Figure data in JSON

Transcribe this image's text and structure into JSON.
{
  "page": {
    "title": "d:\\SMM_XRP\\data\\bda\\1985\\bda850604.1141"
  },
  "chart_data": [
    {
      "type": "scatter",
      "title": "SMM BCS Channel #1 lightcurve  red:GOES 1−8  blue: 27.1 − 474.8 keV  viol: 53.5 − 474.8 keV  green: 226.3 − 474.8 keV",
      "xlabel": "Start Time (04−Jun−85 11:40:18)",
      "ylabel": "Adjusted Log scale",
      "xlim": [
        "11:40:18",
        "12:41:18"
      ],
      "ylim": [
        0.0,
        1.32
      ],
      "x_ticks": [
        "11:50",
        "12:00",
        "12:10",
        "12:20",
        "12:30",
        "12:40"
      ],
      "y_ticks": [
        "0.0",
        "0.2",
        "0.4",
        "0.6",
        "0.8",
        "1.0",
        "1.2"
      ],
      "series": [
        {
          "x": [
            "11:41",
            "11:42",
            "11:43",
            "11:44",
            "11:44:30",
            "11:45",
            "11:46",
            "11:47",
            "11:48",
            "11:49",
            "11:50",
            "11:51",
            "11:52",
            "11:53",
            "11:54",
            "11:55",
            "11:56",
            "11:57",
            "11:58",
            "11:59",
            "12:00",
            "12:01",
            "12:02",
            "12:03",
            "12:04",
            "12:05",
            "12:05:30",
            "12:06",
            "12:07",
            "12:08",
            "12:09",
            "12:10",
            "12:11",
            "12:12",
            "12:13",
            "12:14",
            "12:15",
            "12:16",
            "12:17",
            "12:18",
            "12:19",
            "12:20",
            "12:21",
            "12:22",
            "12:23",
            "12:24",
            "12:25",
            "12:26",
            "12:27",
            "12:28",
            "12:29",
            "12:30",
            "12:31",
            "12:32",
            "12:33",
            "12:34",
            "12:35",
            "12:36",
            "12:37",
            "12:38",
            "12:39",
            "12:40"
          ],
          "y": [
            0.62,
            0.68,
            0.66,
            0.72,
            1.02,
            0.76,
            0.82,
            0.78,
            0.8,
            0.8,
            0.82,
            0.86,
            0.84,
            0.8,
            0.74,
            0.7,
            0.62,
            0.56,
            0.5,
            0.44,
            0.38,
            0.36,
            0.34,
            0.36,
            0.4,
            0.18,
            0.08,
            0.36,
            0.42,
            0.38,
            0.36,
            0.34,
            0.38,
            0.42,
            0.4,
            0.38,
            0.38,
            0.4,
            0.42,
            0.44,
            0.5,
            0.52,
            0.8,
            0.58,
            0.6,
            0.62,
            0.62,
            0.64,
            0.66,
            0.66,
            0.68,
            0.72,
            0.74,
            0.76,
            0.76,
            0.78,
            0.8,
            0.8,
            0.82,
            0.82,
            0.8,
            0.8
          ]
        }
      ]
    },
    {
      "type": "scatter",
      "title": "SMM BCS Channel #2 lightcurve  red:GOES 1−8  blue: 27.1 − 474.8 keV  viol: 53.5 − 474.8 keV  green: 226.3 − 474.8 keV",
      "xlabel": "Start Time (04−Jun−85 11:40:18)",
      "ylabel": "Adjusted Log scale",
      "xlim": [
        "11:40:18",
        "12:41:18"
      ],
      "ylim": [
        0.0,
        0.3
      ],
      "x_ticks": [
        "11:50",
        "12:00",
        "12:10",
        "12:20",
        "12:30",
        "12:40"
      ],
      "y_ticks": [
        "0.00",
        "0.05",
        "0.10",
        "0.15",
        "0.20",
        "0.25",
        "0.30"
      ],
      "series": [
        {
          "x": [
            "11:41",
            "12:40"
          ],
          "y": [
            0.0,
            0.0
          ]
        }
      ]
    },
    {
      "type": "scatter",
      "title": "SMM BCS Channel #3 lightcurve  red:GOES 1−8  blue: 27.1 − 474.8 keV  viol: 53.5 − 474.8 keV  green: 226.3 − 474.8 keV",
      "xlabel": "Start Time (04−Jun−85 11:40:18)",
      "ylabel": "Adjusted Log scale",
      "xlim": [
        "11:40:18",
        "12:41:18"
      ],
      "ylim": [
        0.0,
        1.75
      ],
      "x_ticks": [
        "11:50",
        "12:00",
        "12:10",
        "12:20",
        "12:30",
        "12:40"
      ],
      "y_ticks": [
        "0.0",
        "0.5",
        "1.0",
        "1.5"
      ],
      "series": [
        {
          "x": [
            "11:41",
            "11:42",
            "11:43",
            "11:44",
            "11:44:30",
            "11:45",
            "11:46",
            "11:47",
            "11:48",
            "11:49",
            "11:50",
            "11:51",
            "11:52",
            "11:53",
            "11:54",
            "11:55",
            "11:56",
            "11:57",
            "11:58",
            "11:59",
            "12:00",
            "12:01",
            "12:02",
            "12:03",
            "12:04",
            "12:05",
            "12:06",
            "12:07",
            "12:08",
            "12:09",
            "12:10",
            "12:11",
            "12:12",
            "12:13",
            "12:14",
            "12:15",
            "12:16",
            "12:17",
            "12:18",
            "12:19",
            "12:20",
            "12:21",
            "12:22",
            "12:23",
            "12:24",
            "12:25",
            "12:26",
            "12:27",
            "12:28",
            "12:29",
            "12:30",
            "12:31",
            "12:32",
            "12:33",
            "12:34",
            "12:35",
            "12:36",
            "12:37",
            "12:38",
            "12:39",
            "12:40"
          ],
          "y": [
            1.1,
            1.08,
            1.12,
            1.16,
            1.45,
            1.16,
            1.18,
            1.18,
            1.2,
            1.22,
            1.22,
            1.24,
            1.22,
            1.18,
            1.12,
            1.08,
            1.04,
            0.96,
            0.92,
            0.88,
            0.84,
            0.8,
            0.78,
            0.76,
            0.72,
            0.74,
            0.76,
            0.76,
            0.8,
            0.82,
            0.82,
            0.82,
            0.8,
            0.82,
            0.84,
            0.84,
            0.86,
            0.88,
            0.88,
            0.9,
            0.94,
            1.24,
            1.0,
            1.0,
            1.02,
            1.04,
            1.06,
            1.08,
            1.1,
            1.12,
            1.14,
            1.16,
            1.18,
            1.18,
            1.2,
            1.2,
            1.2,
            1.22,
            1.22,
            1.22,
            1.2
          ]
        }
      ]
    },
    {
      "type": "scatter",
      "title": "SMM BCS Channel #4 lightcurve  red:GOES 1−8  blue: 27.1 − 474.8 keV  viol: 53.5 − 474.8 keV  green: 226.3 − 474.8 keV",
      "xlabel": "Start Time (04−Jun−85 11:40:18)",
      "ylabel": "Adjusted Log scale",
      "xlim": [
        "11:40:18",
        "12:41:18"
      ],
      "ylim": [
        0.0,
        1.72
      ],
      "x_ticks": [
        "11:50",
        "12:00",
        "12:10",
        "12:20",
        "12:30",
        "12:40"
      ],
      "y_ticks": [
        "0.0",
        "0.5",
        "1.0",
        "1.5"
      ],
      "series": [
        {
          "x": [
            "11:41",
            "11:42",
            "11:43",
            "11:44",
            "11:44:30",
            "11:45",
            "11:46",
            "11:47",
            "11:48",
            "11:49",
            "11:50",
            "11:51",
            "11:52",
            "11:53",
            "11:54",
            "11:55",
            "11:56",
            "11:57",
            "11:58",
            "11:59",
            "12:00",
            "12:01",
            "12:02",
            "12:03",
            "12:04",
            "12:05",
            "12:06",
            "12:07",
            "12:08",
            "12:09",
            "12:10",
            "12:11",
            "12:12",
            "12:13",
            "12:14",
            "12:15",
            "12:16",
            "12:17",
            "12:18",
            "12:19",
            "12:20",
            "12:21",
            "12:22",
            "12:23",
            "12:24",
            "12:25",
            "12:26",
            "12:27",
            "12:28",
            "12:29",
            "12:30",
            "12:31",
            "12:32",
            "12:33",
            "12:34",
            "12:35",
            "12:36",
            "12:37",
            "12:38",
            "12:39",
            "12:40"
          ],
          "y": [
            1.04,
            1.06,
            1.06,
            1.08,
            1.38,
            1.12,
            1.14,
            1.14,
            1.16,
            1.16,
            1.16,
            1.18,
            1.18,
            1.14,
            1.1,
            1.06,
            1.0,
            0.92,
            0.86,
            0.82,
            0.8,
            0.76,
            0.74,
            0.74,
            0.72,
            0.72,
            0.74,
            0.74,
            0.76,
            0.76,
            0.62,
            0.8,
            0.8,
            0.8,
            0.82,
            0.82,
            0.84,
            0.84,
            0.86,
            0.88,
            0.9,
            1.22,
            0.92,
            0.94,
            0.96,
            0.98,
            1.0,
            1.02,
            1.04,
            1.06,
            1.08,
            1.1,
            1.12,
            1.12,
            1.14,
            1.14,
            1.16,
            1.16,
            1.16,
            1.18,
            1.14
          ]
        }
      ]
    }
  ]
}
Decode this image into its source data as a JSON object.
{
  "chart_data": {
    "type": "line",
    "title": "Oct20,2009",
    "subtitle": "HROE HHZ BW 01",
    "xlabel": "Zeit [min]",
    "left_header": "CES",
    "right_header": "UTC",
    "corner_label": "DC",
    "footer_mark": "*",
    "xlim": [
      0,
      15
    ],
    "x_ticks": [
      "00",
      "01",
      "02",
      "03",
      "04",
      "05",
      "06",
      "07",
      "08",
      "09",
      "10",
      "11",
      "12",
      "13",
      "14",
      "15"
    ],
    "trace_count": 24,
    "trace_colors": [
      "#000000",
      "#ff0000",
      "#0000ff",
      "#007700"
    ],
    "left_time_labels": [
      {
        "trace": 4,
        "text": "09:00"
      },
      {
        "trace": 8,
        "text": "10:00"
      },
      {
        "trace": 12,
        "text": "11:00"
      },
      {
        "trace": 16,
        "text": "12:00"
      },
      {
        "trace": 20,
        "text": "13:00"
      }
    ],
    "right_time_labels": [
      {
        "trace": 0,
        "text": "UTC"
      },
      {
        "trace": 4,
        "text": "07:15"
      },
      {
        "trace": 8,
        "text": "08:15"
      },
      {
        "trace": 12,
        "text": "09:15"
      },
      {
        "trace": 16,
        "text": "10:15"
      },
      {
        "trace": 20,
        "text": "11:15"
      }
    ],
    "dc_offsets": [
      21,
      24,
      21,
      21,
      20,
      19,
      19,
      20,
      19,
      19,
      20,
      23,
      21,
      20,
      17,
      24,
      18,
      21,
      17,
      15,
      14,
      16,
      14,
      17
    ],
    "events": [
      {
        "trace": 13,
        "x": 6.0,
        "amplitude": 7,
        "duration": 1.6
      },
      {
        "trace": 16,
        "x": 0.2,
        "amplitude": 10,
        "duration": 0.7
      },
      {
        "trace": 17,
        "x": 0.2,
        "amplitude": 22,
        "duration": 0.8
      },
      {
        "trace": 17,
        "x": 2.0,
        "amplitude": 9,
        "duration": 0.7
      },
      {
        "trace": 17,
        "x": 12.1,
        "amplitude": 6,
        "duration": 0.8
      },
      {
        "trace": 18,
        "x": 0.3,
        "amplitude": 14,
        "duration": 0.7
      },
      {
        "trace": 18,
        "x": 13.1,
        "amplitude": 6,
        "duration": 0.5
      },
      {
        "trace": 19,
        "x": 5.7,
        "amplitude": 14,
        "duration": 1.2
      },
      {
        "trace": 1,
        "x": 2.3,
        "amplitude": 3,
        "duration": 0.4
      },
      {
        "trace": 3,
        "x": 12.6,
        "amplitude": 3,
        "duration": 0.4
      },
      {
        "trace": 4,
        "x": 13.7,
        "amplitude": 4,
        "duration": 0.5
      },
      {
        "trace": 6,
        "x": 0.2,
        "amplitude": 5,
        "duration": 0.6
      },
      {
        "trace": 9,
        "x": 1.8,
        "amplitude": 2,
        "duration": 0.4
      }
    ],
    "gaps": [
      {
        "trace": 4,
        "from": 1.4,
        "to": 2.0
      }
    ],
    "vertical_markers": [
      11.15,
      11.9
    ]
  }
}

## Instruction
Give only the number of lines in the material above that include the word "blue".

## Output below
4